> **Directive**:
Gather every line holding the string "集团战略".

> **Listed records**:
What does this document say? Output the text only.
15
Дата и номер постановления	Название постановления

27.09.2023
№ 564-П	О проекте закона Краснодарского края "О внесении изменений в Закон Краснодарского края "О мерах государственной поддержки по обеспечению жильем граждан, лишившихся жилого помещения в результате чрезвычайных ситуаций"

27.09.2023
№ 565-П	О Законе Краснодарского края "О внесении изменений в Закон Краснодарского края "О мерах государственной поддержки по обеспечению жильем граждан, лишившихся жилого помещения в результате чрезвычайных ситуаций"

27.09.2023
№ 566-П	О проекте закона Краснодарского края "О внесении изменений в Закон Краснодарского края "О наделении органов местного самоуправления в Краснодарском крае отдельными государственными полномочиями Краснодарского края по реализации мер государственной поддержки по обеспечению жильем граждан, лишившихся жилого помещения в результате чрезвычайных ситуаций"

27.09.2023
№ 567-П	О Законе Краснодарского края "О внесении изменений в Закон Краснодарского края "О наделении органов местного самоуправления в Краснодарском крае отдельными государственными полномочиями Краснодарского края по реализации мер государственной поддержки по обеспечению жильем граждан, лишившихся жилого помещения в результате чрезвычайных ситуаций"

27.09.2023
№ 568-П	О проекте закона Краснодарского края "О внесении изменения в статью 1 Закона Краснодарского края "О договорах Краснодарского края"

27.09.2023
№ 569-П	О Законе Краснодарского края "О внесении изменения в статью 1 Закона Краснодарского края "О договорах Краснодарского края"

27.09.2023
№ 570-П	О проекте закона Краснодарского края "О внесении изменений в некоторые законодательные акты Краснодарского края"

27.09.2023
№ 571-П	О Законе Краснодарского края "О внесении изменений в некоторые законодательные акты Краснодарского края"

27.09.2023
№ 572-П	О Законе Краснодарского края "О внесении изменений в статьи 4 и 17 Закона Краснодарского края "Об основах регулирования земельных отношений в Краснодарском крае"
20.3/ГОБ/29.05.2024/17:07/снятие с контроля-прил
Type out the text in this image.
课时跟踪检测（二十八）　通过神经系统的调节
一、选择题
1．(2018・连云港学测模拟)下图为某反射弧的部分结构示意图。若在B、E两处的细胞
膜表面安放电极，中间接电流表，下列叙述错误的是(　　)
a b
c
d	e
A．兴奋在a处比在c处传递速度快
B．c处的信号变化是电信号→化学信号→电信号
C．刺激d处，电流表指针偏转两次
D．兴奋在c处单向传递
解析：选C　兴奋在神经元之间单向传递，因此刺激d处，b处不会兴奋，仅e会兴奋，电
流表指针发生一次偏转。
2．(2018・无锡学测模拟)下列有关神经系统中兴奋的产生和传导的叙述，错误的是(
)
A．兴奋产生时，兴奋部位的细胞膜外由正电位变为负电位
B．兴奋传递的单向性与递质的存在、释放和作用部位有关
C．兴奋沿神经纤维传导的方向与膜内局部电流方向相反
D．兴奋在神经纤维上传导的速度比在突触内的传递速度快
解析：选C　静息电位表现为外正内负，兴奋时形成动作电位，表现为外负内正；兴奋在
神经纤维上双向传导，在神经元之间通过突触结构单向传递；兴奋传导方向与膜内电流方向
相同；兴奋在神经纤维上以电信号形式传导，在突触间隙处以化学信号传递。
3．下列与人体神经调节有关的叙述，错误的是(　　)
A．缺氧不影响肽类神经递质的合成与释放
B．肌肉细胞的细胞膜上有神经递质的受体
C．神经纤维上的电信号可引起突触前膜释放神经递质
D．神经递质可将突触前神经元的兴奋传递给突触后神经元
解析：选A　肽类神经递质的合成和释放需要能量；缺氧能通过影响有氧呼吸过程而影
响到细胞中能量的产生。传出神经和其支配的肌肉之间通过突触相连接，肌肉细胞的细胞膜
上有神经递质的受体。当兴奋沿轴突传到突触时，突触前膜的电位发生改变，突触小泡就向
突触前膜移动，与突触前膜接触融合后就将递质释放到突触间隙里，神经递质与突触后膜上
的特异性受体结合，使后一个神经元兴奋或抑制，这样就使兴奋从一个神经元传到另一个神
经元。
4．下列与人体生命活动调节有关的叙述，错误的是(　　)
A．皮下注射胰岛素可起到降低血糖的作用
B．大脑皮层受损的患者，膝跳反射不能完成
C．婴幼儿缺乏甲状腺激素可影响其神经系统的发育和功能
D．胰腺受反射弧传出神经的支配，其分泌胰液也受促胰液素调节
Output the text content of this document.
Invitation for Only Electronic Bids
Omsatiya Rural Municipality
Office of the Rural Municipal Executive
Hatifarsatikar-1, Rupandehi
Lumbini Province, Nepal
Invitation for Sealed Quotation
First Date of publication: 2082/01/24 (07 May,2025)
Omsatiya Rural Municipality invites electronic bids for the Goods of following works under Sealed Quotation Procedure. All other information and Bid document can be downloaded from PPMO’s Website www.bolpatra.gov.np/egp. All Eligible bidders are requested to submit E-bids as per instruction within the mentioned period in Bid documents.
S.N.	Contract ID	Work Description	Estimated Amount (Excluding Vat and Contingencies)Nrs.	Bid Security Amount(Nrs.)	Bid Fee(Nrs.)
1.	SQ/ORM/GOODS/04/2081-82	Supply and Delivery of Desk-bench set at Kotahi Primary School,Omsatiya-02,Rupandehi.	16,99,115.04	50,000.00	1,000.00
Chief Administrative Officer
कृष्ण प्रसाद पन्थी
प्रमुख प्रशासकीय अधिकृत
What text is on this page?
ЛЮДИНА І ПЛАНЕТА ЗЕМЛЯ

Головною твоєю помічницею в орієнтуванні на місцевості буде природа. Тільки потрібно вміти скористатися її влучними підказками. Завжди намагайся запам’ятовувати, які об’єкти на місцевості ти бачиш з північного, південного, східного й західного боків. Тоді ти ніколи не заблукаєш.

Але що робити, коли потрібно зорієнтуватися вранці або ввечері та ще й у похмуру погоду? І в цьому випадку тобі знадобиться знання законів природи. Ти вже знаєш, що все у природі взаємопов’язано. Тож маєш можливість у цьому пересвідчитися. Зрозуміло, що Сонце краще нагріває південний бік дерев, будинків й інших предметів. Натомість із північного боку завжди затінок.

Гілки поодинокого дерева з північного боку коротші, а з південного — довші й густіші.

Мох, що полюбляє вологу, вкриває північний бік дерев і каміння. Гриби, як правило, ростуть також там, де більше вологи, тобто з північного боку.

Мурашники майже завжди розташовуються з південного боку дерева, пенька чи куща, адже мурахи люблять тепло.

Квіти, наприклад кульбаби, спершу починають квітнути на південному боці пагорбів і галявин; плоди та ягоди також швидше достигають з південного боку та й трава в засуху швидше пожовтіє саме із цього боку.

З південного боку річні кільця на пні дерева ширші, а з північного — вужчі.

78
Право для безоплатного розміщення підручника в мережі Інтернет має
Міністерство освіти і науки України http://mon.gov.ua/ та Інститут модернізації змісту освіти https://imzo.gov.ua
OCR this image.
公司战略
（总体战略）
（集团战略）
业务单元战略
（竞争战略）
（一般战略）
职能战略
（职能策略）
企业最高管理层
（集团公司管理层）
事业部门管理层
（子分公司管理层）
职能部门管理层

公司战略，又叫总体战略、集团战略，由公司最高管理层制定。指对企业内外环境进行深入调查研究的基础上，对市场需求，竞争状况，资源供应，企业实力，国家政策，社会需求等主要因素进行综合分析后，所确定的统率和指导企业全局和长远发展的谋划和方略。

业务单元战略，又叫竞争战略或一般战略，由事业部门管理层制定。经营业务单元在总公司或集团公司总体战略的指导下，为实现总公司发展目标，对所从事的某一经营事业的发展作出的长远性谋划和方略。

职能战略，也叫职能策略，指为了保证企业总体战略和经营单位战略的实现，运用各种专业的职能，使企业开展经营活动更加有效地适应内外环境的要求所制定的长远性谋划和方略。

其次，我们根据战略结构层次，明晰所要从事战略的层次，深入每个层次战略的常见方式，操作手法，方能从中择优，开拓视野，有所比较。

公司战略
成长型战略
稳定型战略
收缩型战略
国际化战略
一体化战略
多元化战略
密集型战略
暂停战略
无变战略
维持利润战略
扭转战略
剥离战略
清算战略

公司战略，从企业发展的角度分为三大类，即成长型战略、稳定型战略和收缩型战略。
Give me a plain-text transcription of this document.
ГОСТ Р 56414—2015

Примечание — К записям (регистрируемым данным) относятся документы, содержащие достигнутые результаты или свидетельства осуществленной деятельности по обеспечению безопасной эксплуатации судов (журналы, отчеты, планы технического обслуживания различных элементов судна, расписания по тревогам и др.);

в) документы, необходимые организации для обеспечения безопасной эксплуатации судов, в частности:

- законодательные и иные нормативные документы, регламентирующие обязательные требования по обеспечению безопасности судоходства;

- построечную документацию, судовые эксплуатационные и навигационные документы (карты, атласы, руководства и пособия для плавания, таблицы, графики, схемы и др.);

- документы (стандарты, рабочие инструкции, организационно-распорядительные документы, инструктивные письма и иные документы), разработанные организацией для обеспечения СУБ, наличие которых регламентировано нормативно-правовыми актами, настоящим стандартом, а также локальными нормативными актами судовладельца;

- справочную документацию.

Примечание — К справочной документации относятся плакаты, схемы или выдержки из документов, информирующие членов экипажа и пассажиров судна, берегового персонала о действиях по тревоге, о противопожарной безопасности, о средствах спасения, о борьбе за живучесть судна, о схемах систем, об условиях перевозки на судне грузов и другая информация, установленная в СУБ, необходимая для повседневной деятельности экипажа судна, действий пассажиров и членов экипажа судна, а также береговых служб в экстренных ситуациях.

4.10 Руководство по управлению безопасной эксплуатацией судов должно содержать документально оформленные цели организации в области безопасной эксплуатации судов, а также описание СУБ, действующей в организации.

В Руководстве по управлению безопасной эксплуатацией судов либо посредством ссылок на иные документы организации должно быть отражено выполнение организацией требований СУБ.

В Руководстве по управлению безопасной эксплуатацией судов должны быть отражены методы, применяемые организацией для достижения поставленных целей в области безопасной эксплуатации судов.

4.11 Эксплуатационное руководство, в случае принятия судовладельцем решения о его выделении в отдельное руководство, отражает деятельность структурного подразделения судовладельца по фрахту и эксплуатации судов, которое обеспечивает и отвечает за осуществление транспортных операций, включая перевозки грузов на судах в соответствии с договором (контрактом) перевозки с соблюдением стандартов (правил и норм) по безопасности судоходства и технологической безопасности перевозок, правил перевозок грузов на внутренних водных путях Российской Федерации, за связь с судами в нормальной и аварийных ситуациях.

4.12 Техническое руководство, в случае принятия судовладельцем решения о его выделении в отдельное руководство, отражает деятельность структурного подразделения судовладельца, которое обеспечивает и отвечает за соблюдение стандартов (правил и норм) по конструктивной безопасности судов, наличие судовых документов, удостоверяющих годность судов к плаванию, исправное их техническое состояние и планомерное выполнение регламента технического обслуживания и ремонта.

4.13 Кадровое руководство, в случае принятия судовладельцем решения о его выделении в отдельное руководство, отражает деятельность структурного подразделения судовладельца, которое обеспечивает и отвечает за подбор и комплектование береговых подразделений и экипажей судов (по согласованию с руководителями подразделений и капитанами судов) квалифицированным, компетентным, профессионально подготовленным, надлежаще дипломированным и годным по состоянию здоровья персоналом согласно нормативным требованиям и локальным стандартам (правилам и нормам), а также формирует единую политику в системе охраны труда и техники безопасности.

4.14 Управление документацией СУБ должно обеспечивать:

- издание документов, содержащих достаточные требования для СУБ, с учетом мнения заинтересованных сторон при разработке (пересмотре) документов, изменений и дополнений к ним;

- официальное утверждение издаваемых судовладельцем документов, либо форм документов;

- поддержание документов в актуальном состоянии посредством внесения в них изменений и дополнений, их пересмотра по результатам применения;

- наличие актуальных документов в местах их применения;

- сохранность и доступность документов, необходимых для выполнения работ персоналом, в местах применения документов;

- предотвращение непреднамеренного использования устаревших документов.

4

> **Finished task**:
（集团战略）
公司战略，又叫总体战略、集团战略，由公司最高管理层制定。指对企业内外环境进行深入调查研究的基础上，对市场需求，竞争状况，资源供应，企业实力，国家政策，社会需求等主要因素进行综合分析后，所确定的统率和指导企业全局和长远发展的谋划和方略。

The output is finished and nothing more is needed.